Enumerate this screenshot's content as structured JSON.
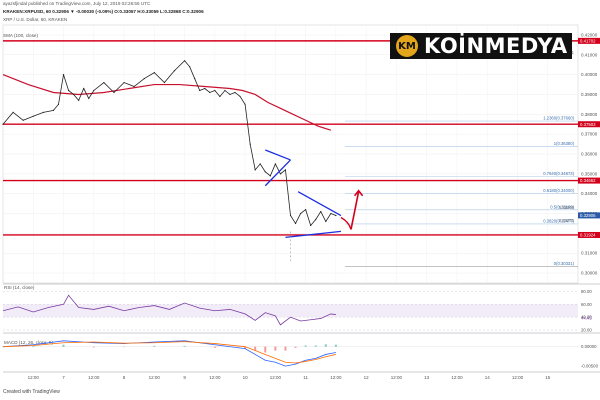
{
  "header": {
    "author": "ayazsfjindal published on TradingView.com, July 12, 2019 02:26:56 UTC",
    "symbol_line": "KRAKEN:XRPUSD, 60  0.32906 ▼ -0.00030 (-0.09%)  O:0.33057  H:0.33059  L:0.32868  C:0.32906",
    "pair_name": "XRP / U.S. Dollar, 60, KRAKEN",
    "sma_label": "SMA (100, close)"
  },
  "logo": {
    "badge": "KM",
    "text": "KOİNMEDYA"
  },
  "chart_data": {
    "type": "line",
    "title": "XRP / U.S. Dollar, 60, KRAKEN",
    "price_axis": {
      "ylim": [
        0.295,
        0.425
      ],
      "ticks": [
        "0.42000",
        "0.41000",
        "0.40000",
        "0.39000",
        "0.38000",
        "0.37000",
        "0.36000",
        "0.35000",
        "0.34000",
        "0.33000",
        "0.32000",
        "0.31000",
        "0.30000"
      ],
      "tick_values": [
        0.42,
        0.41,
        0.4,
        0.39,
        0.38,
        0.37,
        0.36,
        0.35,
        0.34,
        0.33,
        0.32,
        0.31,
        0.3
      ]
    },
    "x_ticks": [
      "12:00",
      "7",
      "12:00",
      "8",
      "12:00",
      "9",
      "12:00",
      "10",
      "12:00",
      "11",
      "12:00",
      "12",
      "12:00",
      "13",
      "12:00",
      "14",
      "12:00",
      "15"
    ],
    "x_tick_hours": [
      12,
      24,
      36,
      48,
      60,
      72,
      84,
      96,
      108,
      120,
      132,
      144,
      156,
      168,
      180,
      192,
      204,
      216
    ],
    "x_range_hours": [
      0,
      228
    ],
    "price_series": {
      "name": "XRP / U.S. Dollar",
      "hours": [
        0,
        4,
        8,
        12,
        16,
        20,
        22,
        24,
        26,
        28,
        30,
        32,
        34,
        36,
        40,
        44,
        48,
        52,
        56,
        60,
        64,
        68,
        72,
        74,
        76,
        78,
        80,
        82,
        84,
        86,
        88,
        90,
        92,
        94,
        96,
        98,
        100,
        102,
        104,
        106,
        108,
        110,
        112,
        114,
        116,
        118,
        120,
        122,
        124,
        126,
        128,
        130,
        132
      ],
      "values": [
        0.375,
        0.381,
        0.377,
        0.379,
        0.381,
        0.382,
        0.385,
        0.4,
        0.392,
        0.39,
        0.387,
        0.393,
        0.388,
        0.392,
        0.396,
        0.391,
        0.396,
        0.394,
        0.398,
        0.401,
        0.396,
        0.402,
        0.407,
        0.404,
        0.398,
        0.392,
        0.393,
        0.391,
        0.392,
        0.389,
        0.392,
        0.39,
        0.391,
        0.389,
        0.385,
        0.365,
        0.352,
        0.355,
        0.351,
        0.349,
        0.355,
        0.35,
        0.352,
        0.329,
        0.325,
        0.33,
        0.332,
        0.324,
        0.327,
        0.331,
        0.326,
        0.33,
        0.329
      ]
    },
    "sma_series": {
      "name": "SMA (100, close)",
      "hours": [
        0,
        10,
        20,
        30,
        40,
        50,
        60,
        70,
        80,
        90,
        95,
        100,
        105,
        110,
        115,
        120,
        125,
        130
      ],
      "values": [
        0.4,
        0.395,
        0.391,
        0.39,
        0.391,
        0.393,
        0.395,
        0.395,
        0.394,
        0.393,
        0.392,
        0.39,
        0.386,
        0.383,
        0.38,
        0.377,
        0.374,
        0.372
      ]
    },
    "horizontal_levels": [
      {
        "value": 0.417,
        "label": "0.41702"
      },
      {
        "value": 0.375,
        "label": "0.37503"
      },
      {
        "value": 0.3466,
        "label": "0.34662"
      },
      {
        "value": 0.3192,
        "label": "0.31924"
      }
    ],
    "fib_levels": [
      {
        "ratio": "1.2360",
        "value": 0.3766,
        "label": "1.2360(0.37660)"
      },
      {
        "ratio": "1",
        "value": 0.3638,
        "label": "1(0.36380)"
      },
      {
        "ratio": "0.7640",
        "value": 0.34873,
        "label": "0.7640(0.34873)"
      },
      {
        "ratio": "0.6180",
        "value": 0.34,
        "label": "0.6180(0.34000)"
      },
      {
        "ratio": "0.5",
        "value": 0.3319,
        "label": "0.5(0.33190)"
      },
      {
        "ratio": "0.3820",
        "value": 0.32477,
        "label": "0.3820(0.32477)"
      },
      {
        "ratio": "0",
        "value": 0.30331,
        "label": "0(0.30331)"
      }
    ],
    "current_price": {
      "value": 0.32906,
      "label": "0.32906"
    },
    "price_labels_right": [
      "0.40291",
      "0.32906",
      "0.33271"
    ],
    "rsi": {
      "label": "RSI (14, close)",
      "ylim": [
        20,
        90
      ],
      "ticks": [
        "80.00",
        "60.00",
        "40.00",
        "20.00"
      ],
      "tick_values": [
        80,
        60,
        40,
        20
      ],
      "value_label": "44.45",
      "hours": [
        0,
        6,
        12,
        18,
        24,
        26,
        30,
        36,
        42,
        48,
        54,
        60,
        66,
        72,
        78,
        84,
        90,
        96,
        100,
        104,
        108,
        110,
        114,
        118,
        122,
        126,
        130,
        132
      ],
      "values": [
        50,
        56,
        48,
        55,
        60,
        74,
        55,
        52,
        57,
        50,
        55,
        58,
        52,
        62,
        54,
        50,
        52,
        45,
        35,
        47,
        42,
        28,
        40,
        34,
        36,
        38,
        45,
        44
      ]
    },
    "macd": {
      "label": "MACD (12, 26, close, 9)",
      "ylim": [
        -0.006,
        0.003
      ],
      "ticks": [
        "0.00000",
        "-0.00500"
      ],
      "tick_values": [
        0.0,
        -0.005
      ],
      "macd_hours": [
        0,
        12,
        24,
        36,
        48,
        60,
        72,
        84,
        96,
        100,
        104,
        108,
        112,
        116,
        120,
        124,
        128,
        132
      ],
      "macd_values": [
        0.0,
        0.0005,
        0.0015,
        0.001,
        0.0008,
        0.0012,
        0.0015,
        0.0005,
        -0.0005,
        -0.002,
        -0.0035,
        -0.004,
        -0.005,
        -0.0045,
        -0.0035,
        -0.003,
        -0.002,
        -0.0015
      ],
      "signal_values": [
        0.0,
        0.0003,
        0.001,
        0.0012,
        0.0009,
        0.001,
        0.0013,
        0.0008,
        0.0,
        -0.001,
        -0.002,
        -0.003,
        -0.004,
        -0.0042,
        -0.0038,
        -0.0033,
        -0.0026,
        -0.002
      ]
    }
  },
  "footer": {
    "text": "Created with TradingView"
  }
}
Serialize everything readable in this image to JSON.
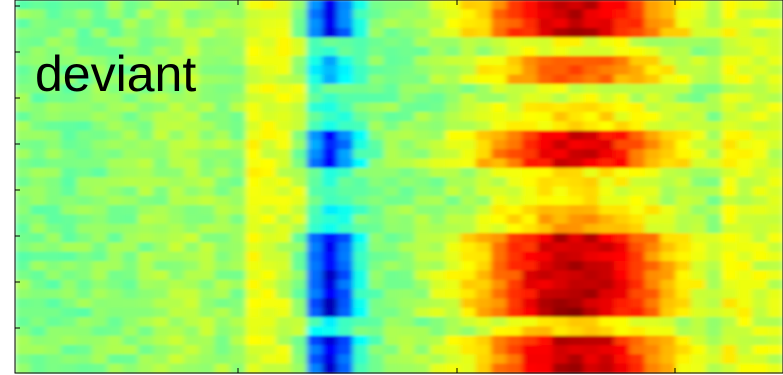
{
  "chart_data": {
    "type": "heatmap",
    "label": "deviant",
    "colormap": "jet",
    "value_range": [
      -1,
      1
    ],
    "grid": false,
    "columns": 50,
    "rows": 40,
    "row_profiles": [
      {
        "rows": [
          0,
          3
        ],
        "blue_strength": 0.9,
        "red_strength": 0.95
      },
      {
        "rows": [
          4,
          5
        ],
        "blue_strength": 0.1,
        "red_strength": 0.25
      },
      {
        "rows": [
          6,
          8
        ],
        "blue_strength": 0.45,
        "red_strength": 0.6
      },
      {
        "rows": [
          9,
          10
        ],
        "blue_strength": 0.1,
        "red_strength": 0.2
      },
      {
        "rows": [
          11,
          13
        ],
        "blue_strength": 0.2,
        "red_strength": 0.35
      },
      {
        "rows": [
          14,
          17
        ],
        "blue_strength": 0.85,
        "red_strength": 0.9
      },
      {
        "rows": [
          18,
          21
        ],
        "blue_strength": 0.15,
        "red_strength": 0.3
      },
      {
        "rows": [
          22,
          24
        ],
        "blue_strength": 0.3,
        "red_strength": 0.45
      },
      {
        "rows": [
          25,
          28
        ],
        "blue_strength": 0.95,
        "red_strength": 0.95
      },
      {
        "rows": [
          29,
          33
        ],
        "blue_strength": 1.0,
        "red_strength": 1.0
      },
      {
        "rows": [
          34,
          35
        ],
        "blue_strength": 0.3,
        "red_strength": 0.4
      },
      {
        "rows": [
          36,
          39
        ],
        "blue_strength": 0.95,
        "red_strength": 0.95
      }
    ],
    "features": {
      "blue_center_col": 20,
      "red_center_col": 30,
      "yellow_band_cols": [
        15,
        18
      ]
    }
  }
}
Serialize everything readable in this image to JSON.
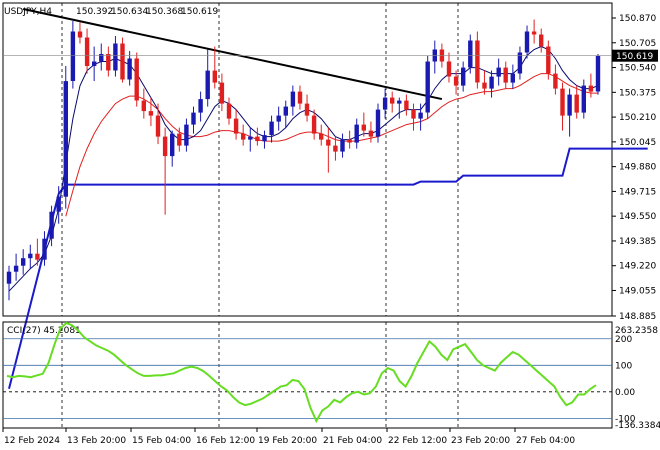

+ + + +

EXERCISE TASK:
Search the preceding listing for the word "TradingView" and pull out every line that holds it.

SOLUTION:
    "author": "ayazsfjindal published on TradingView.com, July 12, 2019 02:26:56 UTC",
    "text": "Created with TradingView"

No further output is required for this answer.